> [Information shown]
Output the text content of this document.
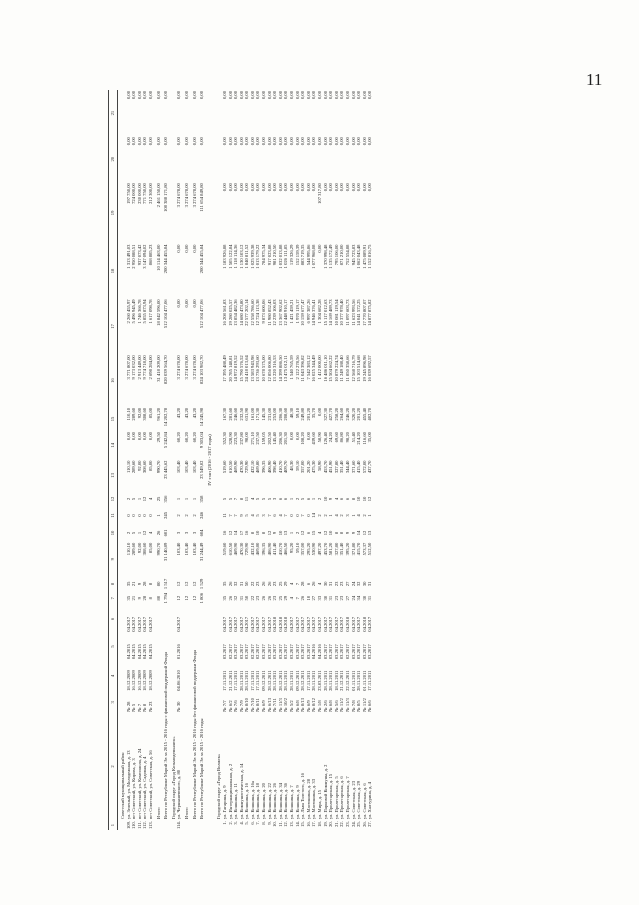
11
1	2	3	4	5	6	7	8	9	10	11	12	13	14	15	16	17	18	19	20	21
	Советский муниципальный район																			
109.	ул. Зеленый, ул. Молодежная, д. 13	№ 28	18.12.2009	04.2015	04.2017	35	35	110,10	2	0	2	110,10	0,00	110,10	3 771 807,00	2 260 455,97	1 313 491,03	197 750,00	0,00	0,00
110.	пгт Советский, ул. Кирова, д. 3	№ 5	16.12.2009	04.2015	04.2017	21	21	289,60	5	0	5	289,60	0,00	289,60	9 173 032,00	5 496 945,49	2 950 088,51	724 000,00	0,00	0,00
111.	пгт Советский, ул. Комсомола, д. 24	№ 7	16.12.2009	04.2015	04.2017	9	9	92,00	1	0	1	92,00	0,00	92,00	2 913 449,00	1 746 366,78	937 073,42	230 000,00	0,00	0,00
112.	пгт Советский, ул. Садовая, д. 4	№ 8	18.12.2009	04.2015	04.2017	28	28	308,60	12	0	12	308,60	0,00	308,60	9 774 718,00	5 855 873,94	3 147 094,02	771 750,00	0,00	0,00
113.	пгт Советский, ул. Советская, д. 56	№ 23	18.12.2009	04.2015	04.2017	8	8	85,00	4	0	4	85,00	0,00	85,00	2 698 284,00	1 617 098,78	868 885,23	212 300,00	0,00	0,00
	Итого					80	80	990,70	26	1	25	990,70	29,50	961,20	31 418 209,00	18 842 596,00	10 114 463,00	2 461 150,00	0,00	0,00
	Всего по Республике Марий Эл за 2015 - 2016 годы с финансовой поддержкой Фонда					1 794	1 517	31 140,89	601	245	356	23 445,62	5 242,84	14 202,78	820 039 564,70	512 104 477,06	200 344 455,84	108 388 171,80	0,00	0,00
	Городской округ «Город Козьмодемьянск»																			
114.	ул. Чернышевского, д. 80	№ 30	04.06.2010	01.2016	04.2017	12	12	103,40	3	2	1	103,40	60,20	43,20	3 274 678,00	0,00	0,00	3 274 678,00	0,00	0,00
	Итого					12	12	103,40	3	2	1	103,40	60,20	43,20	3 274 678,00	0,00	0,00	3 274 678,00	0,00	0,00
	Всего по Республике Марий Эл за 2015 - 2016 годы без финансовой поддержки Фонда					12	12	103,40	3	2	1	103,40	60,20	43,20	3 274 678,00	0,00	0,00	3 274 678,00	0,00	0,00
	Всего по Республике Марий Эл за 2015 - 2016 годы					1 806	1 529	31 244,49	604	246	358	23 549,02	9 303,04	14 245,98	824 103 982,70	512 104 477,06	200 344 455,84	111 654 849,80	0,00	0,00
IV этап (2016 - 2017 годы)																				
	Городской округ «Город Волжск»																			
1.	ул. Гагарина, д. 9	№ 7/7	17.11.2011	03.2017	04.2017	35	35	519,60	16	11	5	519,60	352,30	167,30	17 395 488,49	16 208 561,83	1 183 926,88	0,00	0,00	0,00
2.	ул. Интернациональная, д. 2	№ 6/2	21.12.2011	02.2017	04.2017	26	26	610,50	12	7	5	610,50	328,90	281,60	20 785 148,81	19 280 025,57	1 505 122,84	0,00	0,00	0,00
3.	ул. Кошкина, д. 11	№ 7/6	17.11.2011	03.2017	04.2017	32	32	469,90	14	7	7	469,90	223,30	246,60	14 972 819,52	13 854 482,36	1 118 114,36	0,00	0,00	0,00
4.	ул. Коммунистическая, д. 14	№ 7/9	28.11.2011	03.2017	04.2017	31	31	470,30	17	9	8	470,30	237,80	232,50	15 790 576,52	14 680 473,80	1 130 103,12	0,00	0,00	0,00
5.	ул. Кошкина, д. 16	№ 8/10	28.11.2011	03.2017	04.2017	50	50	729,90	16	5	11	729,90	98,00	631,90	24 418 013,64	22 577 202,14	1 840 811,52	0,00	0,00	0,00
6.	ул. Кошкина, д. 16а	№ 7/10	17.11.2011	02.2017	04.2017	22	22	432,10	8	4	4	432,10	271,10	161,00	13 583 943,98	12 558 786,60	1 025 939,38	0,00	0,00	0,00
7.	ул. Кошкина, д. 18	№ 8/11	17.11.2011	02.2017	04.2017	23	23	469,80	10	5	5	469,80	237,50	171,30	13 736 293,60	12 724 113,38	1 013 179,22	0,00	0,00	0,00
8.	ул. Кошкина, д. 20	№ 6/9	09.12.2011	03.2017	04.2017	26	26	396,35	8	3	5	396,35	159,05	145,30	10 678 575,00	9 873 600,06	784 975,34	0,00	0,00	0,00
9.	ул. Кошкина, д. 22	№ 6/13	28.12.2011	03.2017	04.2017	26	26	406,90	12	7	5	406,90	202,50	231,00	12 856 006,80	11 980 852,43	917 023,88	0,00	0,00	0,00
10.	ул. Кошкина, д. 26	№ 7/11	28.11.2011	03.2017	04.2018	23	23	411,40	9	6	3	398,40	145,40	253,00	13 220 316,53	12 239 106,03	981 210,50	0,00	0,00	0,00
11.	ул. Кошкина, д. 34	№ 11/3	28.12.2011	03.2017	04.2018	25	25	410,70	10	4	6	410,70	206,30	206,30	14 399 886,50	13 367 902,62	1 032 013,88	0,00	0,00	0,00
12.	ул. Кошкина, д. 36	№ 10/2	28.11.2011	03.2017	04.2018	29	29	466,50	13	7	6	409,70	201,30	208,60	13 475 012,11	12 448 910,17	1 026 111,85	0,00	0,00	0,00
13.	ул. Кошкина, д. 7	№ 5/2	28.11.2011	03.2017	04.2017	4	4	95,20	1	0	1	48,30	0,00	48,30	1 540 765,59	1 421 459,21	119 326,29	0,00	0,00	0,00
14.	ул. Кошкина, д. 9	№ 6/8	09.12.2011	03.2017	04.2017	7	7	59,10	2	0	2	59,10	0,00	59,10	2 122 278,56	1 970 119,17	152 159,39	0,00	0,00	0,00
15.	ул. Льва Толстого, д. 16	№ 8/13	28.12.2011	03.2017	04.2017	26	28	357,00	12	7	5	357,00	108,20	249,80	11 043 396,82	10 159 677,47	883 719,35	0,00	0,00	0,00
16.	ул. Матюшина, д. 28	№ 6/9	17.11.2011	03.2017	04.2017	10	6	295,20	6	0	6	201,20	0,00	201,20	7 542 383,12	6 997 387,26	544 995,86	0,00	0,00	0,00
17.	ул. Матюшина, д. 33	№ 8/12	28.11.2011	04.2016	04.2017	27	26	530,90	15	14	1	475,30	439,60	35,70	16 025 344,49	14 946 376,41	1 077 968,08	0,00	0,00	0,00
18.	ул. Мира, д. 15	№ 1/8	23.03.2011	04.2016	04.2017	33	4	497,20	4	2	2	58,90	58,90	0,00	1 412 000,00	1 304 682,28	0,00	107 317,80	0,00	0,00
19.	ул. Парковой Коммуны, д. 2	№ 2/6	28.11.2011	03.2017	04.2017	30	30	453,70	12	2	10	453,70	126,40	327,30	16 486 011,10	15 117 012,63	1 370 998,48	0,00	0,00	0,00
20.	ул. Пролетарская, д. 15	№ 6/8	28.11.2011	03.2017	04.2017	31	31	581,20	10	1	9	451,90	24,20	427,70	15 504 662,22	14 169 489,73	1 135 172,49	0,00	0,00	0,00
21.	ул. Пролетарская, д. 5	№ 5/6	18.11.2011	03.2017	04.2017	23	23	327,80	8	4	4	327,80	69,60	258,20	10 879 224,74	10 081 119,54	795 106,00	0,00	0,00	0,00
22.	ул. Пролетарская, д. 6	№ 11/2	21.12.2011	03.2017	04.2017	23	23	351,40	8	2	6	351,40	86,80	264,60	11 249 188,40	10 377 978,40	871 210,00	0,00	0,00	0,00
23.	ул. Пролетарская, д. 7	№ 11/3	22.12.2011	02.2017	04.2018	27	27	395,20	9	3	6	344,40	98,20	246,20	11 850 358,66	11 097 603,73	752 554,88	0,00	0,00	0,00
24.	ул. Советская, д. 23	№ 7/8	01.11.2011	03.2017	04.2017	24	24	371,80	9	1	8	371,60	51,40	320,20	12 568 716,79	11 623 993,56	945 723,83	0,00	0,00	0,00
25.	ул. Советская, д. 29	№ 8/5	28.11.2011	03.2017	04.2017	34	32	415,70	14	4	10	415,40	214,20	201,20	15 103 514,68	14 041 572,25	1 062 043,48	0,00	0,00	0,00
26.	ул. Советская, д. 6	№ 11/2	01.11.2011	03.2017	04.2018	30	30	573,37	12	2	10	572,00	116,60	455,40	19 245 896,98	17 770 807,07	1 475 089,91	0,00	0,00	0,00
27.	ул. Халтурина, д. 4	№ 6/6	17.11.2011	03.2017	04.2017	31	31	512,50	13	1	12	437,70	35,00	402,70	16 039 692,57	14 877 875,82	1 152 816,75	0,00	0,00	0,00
==
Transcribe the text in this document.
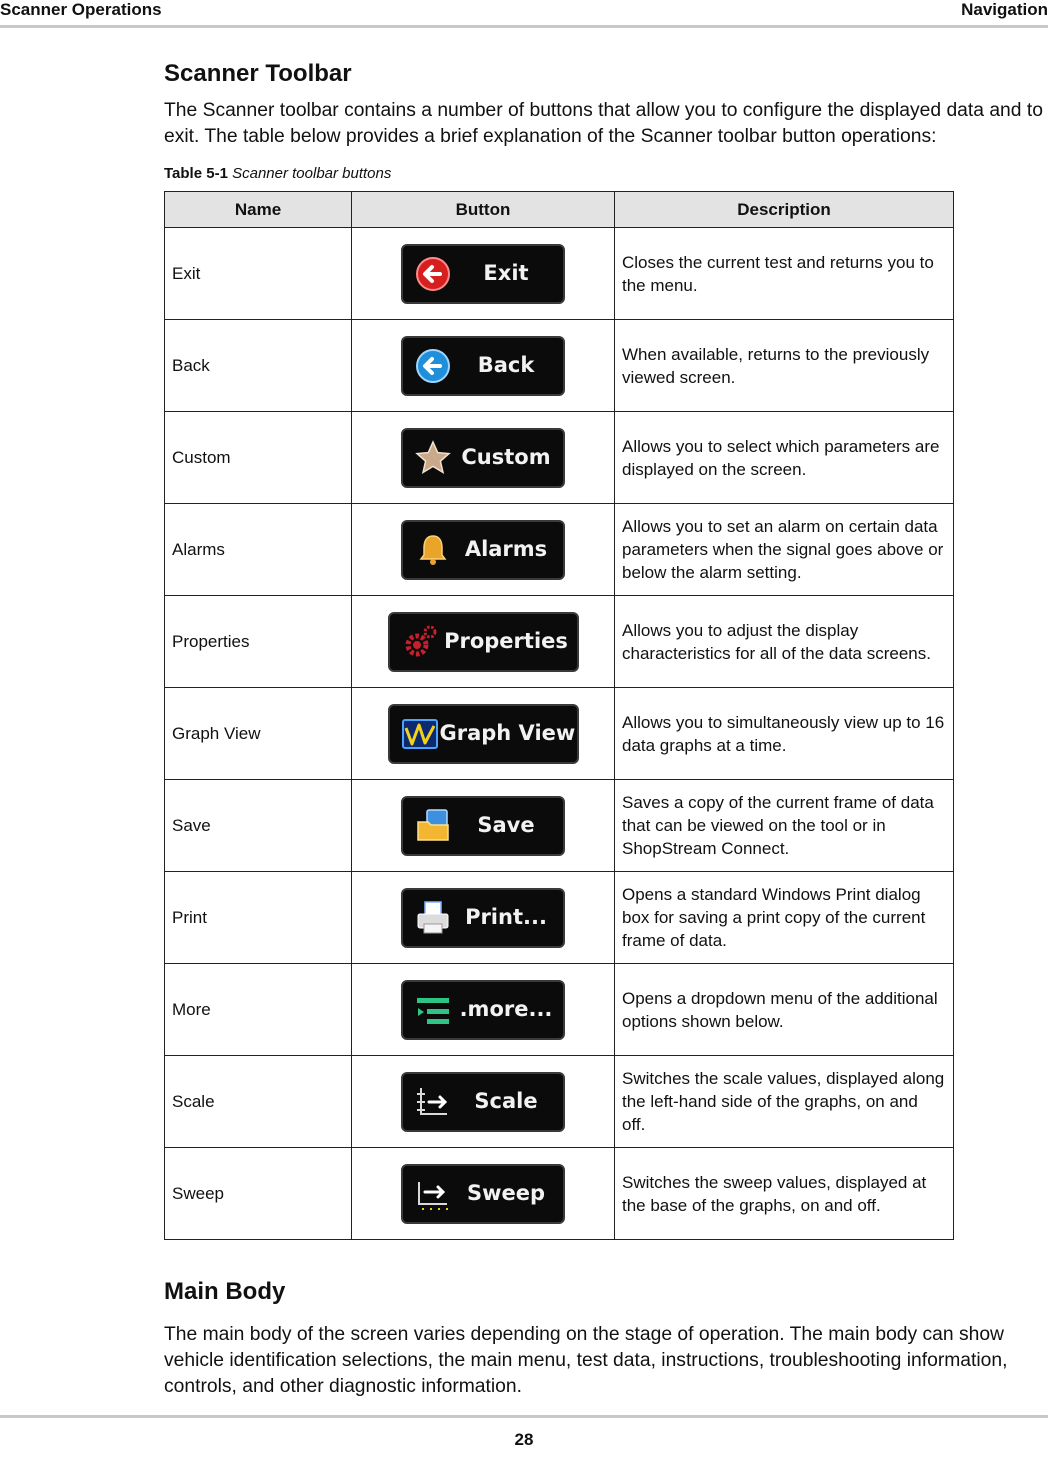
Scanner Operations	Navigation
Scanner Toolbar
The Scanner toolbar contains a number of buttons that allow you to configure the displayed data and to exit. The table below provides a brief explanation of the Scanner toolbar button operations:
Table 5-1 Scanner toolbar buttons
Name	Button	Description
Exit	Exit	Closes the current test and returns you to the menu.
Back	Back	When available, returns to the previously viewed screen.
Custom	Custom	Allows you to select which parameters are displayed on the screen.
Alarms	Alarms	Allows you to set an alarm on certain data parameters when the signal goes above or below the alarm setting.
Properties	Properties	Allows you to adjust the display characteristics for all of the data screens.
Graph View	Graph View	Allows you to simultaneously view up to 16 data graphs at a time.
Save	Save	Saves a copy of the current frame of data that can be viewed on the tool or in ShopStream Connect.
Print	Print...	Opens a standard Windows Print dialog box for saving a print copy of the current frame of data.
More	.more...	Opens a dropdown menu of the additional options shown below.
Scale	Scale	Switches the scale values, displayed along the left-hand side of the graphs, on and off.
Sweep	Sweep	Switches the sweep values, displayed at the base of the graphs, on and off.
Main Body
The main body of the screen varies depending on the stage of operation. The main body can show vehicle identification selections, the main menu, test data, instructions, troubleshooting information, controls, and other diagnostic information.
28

> [What is expected]
Collect every line above that contains the word "Allows".

> [Full response]
Custom	Custom	Allows you to select which parameters are displayed on the screen.
Alarms	Alarms	Allows you to set an alarm on certain data parameters when the signal goes above or below the alarm setting.
Properties	Properties	Allows you to adjust the display characteristics for all of the data screens.
Graph View	Graph View	Allows you to simultaneously view up to 16 data graphs at a time.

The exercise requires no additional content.